PASSAGE PROVIDED:
"""

Ismael Ozanne

Recently re-elected Dane County District Attorney Ismael Ozanne said in August he wanted to increase his focus on restorative justice alternatives such as the Community Restorative Court. 

 
 
 
SAIYNA BASHIR --- The Capital Times

A work group of Dane County leaders experienced in criminal justice recommends expanding a restorative justice program and jail sentence alternatives and making them priorities in upcoming county budget deliberations.

Sup. Paul Rusk, chair of the Public Protection & Judiciary Committee, said the committee pushed the Diversion Programs Workgroup to finish its analysis before the county’s budget process. 

Dane County Board Chair Sharon Corrigan said how much of the recommendations the county can fund depends on County Executive Joe Parisi's budget, which he is scheduled to release by Oct. 1. She emphasized that criminal justice reform is a priority of the county, exemplified in funding an equity and criminal justice council coordinator staff position.

"Addressing racial disparities in our community is important," Corrigan said. "For individuals who are involved in the criminal justice system and for taxpayers, this is an important issue to dig into because racial bias hurts individuals, but it doesn't make our community safer and it costs a lot."  

The most recent work group report includes its top eight recommendations. They range from creating a more comprehensive deferred prosecution program to connecting individuals with mental health challenges to services to.

"""

EXERCISE TASK: Resume the article about the Dane County work group's diversion recommendations from the point where it stops. The entries are separate material, unrelated to the article.

DATA PROVIDED:
"""

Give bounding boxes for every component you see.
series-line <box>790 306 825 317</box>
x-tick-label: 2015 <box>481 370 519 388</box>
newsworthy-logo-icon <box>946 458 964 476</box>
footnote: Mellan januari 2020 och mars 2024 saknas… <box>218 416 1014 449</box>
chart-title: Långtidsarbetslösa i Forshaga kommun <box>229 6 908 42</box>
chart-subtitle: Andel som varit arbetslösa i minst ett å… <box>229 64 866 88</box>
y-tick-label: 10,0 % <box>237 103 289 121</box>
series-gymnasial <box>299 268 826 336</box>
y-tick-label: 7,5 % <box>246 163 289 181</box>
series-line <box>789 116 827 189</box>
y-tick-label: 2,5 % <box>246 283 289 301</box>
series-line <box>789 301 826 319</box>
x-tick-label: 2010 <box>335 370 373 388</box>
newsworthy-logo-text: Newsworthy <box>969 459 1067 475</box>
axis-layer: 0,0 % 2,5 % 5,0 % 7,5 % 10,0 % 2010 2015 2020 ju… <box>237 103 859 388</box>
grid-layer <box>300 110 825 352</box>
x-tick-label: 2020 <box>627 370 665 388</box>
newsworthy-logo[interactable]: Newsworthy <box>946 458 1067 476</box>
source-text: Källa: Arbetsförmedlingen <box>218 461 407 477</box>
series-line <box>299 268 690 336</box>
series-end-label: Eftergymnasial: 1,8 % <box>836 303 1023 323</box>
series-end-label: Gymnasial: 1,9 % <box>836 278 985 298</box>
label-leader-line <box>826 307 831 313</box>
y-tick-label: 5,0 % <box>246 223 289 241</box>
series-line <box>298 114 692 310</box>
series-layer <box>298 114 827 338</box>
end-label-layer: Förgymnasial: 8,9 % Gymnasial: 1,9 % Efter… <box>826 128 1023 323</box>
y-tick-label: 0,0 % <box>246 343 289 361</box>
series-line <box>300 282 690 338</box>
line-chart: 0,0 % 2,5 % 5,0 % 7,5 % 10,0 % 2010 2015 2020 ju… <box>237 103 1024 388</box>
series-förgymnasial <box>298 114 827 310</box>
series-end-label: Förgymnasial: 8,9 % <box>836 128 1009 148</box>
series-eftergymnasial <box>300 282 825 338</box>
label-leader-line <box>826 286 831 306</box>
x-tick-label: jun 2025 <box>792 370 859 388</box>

"""

RESULT FOR THIS TASK:
Dane County District Attorney Ismael Ozanne, who sat on the work group, highlighted a fast track intake unit within his office to be able to respond to cases more quickly and improving mental health assistance. 

"I think a lot of what we’re seeing in the community has to do with some mental health crises that we’re not able to get to people fast enough," Ozanne said.  

Expanding the Community Restorative Court received almost universal support as a top priority of work group members. The restorative justice pilot in south Madison allows young, typically low-level offenders to avoid jail time and a criminal record by taking responsibility for offenses through community service and financial restitution.

“That’s significant because in my view, in order to really address the disproportionate number of people of color in the system, you have to keep them out of the traditional judicial system,” Rusk said. “So if young people that have difficulty can go in a different direction, that is critical for the future.”

The work group’s analysis of current adult and juvenile diversion programs closely align with recommendations released last year on jail confinement alternatives, length of stay and concerns related to inmates with mental health issues.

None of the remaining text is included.